-- START OF RECORDS FOR THIS TASK --

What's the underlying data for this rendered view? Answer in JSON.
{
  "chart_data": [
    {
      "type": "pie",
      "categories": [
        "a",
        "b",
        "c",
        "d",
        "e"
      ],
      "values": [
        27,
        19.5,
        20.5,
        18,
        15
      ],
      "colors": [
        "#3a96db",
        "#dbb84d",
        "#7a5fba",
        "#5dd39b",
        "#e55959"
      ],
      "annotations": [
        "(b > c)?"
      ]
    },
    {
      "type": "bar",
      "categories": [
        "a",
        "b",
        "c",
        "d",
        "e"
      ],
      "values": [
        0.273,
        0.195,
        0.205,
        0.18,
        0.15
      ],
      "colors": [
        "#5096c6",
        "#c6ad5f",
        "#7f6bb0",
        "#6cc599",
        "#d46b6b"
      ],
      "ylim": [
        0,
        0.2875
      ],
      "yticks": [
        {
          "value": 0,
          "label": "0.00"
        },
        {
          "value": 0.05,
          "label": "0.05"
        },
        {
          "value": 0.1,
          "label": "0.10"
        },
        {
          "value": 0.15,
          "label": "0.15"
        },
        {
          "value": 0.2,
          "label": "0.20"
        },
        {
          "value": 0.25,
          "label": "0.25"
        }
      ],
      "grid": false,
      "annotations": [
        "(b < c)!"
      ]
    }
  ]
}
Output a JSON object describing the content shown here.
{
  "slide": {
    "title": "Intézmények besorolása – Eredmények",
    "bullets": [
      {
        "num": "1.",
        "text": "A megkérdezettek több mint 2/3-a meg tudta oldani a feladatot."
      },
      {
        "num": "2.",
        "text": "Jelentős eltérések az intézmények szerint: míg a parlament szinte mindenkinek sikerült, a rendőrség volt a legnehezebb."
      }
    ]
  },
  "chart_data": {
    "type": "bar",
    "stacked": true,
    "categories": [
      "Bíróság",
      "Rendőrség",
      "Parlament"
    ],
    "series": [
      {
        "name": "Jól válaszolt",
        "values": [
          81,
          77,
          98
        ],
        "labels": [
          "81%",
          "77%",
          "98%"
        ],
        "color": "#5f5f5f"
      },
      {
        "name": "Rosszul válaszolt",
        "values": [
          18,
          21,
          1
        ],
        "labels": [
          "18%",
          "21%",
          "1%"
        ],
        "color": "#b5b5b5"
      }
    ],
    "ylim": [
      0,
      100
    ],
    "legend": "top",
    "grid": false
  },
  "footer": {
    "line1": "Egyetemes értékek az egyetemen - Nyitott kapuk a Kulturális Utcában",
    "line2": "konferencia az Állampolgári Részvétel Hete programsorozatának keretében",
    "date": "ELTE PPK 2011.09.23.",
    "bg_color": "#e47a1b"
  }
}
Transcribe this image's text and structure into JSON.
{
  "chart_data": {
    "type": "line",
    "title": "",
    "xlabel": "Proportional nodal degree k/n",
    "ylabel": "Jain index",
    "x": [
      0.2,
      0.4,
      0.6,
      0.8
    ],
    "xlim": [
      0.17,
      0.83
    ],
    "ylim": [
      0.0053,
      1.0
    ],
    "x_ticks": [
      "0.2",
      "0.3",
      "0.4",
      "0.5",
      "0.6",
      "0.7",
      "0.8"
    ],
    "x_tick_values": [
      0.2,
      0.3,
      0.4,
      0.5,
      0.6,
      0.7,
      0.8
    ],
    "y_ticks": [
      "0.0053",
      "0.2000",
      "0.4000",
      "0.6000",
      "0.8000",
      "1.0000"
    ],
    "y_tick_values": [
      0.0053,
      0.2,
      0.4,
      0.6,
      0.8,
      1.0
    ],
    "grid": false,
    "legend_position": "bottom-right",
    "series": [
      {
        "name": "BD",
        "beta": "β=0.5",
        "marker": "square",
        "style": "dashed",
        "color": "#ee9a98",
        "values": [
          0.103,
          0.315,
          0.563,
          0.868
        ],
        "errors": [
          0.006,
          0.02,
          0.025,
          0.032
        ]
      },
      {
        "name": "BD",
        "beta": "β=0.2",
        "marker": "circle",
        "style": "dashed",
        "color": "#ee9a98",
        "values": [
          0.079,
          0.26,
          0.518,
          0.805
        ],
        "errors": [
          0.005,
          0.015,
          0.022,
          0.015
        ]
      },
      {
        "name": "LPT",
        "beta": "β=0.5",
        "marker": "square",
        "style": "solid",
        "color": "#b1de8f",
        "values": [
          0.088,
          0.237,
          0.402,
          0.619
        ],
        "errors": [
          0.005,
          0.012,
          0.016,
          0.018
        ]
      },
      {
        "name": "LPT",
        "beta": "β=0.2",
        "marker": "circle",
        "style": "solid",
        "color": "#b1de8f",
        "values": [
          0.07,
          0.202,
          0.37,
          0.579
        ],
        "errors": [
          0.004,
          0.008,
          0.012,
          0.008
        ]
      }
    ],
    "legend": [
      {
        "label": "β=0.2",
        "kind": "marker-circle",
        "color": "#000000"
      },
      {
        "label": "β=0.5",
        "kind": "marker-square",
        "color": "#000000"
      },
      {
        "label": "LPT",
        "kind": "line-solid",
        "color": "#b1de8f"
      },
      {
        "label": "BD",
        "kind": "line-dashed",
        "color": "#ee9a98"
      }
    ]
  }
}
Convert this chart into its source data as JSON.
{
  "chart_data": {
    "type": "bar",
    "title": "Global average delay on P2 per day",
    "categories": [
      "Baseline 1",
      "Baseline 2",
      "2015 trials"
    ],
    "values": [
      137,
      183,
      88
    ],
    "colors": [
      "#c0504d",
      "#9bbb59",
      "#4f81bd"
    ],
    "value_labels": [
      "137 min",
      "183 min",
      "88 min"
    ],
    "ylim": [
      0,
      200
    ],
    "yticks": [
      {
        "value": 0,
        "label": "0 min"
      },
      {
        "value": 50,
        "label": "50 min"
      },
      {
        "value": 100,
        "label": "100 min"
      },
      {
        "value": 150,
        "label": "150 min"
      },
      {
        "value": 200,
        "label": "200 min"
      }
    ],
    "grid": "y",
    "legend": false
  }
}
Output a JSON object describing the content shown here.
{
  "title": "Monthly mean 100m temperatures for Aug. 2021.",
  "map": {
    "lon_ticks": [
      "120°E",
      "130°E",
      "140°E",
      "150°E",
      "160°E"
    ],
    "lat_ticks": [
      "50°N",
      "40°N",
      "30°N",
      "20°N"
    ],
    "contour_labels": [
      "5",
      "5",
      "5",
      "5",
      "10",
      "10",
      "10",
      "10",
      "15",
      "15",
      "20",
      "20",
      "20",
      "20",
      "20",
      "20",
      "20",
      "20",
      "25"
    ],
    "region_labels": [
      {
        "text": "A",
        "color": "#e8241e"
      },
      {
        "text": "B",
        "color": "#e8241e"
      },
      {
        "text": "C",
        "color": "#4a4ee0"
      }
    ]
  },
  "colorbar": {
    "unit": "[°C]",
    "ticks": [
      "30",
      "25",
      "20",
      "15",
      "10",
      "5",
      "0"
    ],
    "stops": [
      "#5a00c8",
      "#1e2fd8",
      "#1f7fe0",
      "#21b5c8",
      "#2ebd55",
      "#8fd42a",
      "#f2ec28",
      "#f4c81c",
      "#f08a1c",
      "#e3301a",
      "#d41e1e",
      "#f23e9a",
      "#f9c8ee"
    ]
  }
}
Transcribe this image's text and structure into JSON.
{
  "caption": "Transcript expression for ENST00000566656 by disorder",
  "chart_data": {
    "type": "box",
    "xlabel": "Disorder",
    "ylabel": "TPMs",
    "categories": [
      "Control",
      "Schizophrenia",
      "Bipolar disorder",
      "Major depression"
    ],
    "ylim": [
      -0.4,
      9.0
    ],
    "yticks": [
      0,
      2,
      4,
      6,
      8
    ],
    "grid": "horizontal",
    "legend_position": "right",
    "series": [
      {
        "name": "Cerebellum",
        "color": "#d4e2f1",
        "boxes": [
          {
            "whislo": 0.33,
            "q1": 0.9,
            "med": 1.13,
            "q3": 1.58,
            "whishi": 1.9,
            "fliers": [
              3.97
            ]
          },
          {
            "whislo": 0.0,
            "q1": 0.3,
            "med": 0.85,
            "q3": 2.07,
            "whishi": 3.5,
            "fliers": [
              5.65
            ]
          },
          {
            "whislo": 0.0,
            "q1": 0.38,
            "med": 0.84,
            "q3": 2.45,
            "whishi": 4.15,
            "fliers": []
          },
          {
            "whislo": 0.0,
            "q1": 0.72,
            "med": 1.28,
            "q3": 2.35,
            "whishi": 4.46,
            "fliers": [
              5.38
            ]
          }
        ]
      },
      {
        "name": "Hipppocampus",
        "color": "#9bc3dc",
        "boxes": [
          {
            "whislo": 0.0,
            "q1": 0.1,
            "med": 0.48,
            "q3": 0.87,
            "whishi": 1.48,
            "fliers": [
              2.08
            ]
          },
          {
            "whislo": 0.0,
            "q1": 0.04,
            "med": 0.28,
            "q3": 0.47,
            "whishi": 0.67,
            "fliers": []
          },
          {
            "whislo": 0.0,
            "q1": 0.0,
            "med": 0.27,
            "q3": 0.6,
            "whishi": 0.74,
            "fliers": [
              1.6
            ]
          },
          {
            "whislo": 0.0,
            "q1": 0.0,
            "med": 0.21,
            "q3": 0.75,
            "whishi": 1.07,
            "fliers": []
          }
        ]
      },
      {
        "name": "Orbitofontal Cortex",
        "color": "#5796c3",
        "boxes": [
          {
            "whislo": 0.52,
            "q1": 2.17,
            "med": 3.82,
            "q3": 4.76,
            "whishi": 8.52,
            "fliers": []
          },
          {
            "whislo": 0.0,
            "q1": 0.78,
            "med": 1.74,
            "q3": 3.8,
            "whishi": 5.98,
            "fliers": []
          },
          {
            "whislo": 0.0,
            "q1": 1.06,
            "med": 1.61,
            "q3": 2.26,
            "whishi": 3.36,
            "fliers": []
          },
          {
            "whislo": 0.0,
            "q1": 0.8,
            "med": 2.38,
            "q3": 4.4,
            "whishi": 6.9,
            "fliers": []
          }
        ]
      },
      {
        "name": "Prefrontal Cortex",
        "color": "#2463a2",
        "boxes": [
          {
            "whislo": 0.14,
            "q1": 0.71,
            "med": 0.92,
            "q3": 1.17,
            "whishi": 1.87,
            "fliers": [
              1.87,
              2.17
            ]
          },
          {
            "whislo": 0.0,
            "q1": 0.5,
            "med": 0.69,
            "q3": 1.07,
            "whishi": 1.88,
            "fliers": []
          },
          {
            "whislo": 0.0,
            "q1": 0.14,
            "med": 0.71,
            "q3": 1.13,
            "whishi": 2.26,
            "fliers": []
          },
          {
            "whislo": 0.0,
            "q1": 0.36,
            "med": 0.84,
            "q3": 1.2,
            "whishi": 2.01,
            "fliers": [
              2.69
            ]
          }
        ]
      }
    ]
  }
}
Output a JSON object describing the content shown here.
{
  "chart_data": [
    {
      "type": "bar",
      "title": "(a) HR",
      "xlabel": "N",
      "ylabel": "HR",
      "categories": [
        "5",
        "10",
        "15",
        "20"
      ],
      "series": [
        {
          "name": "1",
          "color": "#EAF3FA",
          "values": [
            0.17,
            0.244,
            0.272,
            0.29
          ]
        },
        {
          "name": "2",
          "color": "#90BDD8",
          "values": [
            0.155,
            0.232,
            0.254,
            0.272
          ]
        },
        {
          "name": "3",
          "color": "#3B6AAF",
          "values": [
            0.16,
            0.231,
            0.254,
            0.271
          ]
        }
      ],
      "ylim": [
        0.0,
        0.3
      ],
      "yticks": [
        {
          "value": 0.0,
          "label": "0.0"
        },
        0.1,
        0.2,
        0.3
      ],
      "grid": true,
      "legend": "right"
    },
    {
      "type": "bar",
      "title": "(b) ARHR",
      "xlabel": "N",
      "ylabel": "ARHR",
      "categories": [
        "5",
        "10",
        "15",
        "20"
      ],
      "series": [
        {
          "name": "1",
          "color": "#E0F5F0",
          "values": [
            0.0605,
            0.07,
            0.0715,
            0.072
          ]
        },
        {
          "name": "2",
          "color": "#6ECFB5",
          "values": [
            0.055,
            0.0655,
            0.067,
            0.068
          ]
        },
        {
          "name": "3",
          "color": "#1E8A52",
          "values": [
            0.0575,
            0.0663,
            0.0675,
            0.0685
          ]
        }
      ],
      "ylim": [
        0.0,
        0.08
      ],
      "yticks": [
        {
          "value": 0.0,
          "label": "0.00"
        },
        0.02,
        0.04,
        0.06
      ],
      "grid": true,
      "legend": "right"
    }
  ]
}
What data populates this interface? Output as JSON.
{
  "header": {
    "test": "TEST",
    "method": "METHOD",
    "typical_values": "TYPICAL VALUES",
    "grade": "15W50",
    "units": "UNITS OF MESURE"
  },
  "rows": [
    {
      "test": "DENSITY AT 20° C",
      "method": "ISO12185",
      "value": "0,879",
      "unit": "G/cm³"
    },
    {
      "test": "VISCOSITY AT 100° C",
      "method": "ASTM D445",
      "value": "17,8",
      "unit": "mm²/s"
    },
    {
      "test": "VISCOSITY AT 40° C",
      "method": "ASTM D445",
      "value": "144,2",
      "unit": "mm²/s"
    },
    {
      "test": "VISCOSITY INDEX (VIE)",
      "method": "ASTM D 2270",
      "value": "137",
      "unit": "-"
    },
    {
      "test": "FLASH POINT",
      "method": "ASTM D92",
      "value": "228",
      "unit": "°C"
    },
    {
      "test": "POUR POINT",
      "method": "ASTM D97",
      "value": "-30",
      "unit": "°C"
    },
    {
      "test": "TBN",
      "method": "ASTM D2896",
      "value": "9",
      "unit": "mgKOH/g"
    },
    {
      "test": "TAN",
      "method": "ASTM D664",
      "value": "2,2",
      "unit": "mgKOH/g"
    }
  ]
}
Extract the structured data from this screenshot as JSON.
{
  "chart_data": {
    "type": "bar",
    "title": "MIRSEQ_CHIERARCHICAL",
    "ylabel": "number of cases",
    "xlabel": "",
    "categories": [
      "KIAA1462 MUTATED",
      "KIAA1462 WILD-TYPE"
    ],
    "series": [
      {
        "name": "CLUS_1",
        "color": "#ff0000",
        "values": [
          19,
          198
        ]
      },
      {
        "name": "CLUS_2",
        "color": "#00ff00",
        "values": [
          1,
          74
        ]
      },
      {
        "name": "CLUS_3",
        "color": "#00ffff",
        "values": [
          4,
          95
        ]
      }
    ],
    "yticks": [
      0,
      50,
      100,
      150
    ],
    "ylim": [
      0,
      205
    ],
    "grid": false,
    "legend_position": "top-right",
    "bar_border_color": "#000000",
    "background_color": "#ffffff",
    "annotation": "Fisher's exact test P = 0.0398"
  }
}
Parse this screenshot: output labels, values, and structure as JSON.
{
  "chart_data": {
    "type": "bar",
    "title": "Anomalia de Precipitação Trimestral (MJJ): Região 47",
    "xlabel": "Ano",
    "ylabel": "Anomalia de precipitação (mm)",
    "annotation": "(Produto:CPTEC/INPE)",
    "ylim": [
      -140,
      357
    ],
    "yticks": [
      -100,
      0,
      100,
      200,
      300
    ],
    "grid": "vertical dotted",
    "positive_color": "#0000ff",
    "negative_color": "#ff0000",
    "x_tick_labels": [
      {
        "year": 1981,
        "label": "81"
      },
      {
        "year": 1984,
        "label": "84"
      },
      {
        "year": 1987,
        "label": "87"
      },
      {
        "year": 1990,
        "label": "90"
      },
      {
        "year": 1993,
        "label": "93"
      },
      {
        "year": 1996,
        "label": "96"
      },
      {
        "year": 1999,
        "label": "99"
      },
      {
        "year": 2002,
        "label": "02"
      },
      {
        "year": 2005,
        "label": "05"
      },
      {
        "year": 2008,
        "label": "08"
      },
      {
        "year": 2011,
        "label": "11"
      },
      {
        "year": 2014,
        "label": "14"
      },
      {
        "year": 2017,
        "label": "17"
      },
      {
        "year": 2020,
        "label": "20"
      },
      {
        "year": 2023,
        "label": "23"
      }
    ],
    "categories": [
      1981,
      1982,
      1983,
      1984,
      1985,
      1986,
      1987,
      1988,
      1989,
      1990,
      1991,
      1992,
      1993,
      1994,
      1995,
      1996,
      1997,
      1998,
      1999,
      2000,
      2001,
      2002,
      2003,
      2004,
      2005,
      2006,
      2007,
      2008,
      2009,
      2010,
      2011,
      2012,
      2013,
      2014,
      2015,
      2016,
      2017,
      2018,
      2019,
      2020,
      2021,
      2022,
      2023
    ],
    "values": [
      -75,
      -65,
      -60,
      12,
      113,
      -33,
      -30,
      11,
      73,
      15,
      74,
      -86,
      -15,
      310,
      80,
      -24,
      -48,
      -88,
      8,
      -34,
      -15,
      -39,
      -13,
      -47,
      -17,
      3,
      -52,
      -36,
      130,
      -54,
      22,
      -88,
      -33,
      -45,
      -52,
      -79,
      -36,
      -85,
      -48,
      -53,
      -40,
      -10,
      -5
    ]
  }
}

-- END OF RECORDS FOR THIS TASK --

BRIEF
Check each line of the entries above for the word "válaszolt". List the ones that have it.

FINAL ANSWER
        "name": "Jól válaszolt",
        "name": "Rosszul válaszolt",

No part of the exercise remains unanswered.